Collected data:
----------

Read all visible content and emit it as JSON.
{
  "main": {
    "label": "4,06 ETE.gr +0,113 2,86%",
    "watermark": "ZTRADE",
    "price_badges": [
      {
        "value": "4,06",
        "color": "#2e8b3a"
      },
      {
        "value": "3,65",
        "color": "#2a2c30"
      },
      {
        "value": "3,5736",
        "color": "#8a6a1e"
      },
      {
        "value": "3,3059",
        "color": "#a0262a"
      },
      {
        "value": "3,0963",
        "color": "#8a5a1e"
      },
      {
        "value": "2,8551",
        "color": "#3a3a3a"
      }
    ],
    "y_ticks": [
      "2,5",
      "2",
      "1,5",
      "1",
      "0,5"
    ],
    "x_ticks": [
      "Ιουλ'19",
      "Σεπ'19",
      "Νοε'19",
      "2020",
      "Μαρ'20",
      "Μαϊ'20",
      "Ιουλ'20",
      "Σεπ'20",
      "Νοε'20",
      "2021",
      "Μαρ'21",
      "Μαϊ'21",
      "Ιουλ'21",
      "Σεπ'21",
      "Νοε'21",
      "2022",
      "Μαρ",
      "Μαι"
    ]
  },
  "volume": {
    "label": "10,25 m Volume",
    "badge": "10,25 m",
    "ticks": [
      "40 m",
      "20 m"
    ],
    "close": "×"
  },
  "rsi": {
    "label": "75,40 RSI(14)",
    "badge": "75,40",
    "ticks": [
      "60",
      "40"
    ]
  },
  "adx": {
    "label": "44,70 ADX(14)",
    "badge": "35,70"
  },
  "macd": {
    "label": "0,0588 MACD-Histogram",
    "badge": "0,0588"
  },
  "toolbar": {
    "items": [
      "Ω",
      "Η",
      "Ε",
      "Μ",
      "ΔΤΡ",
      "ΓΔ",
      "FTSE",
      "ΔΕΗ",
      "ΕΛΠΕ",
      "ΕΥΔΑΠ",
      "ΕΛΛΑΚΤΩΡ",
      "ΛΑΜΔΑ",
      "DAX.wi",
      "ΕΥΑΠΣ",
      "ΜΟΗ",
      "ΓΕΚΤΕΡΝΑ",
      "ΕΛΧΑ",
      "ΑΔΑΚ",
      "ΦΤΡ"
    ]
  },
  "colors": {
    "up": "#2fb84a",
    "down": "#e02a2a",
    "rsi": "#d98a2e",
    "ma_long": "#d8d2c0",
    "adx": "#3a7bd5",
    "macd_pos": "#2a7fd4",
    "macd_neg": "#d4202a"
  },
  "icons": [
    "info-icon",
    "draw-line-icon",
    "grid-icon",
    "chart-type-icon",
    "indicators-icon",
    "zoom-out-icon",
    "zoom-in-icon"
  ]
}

----------

**REQUIRED WORK**
From the records above, extract each line exactly as shown.

**RESPONSE FOR THIS EXERCISE**
Read all visible content and emit it as JSON.
{
  "main": {
    "label": "4,06 ETE.gr +0,113 2,86%",
    "watermark": "ZTRADE",
    "price_badges": [
      {
        "value": "4,06",
        "color": "#2e8b3a"
      },
      {
        "value": "3,65",
        "color": "#2a2c30"
      },
      {
        "value": "3,5736",
        "color": "#8a6a1e"
      },
      {
        "value": "3,3059",
        "color": "#a0262a"
      },
      {
        "value": "3,0963",
        "color": "#8a5a1e"
      },
      {
        "value": "2,8551",
        "color": "#3a3a3a"
      }
    ],
    "y_ticks": [
      "2,5",
      "2",
      "1,5",
      "1",
      "0,5"
    ],
    "x_ticks": [
      "Ιουλ'19",
      "Σεπ'19",
      "Νοε'19",
      "2020",
      "Μαρ'20",
      "Μαϊ'20",
      "Ιουλ'20",
      "Σεπ'20",
      "Νοε'20",
      "2021",
      "Μαρ'21",
      "Μαϊ'21",
      "Ιουλ'21",
      "Σεπ'21",
      "Νοε'21",
      "2022",
      "Μαρ",
      "Μαι"
    ]
  },
  "volume": {
    "label": "10,25 m Volume",
    "badge": "10,25 m",
    "ticks": [
      "40 m",
      "20 m"
    ],
    "close": "×"
  },
  "rsi": {
    "label": "75,40 RSI(14)",
    "badge": "75,40",
    "ticks": [
      "60",
      "40"
    ]
  },
  "adx": {
    "label": "44,70 ADX(14)",
    "badge": "35,70"
  },
  "macd": {
    "label": "0,0588 MACD-Histogram",
    "badge": "0,0588"
  },
  "toolbar": {
    "items": [
      "Ω",
      "Η",
      "Ε",
      "Μ",
      "ΔΤΡ",
      "ΓΔ",
      "FTSE",
      "ΔΕΗ",
      "ΕΛΠΕ",
      "ΕΥΔΑΠ",
      "ΕΛΛΑΚΤΩΡ",
      "ΛΑΜΔΑ",
      "DAX.wi",
      "ΕΥΑΠΣ",
      "ΜΟΗ",
      "ΓΕΚΤΕΡΝΑ",
      "ΕΛΧΑ",
      "ΑΔΑΚ",
      "ΦΤΡ"
    ]
  },
  "colors": {
    "up": "#2fb84a",
    "down": "#e02a2a",
    "rsi": "#d98a2e",
    "ma_long": "#d8d2c0",
    "adx": "#3a7bd5",
    "macd_pos": "#2a7fd4",
    "macd_neg": "#d4202a"
  },
  "icons": [
    "info-icon",
    "draw-line-icon",
    "grid-icon",
    "chart-type-icon",
    "indicators-icon",
    "zoom-out-icon",
    "zoom-in-icon"
  ]
}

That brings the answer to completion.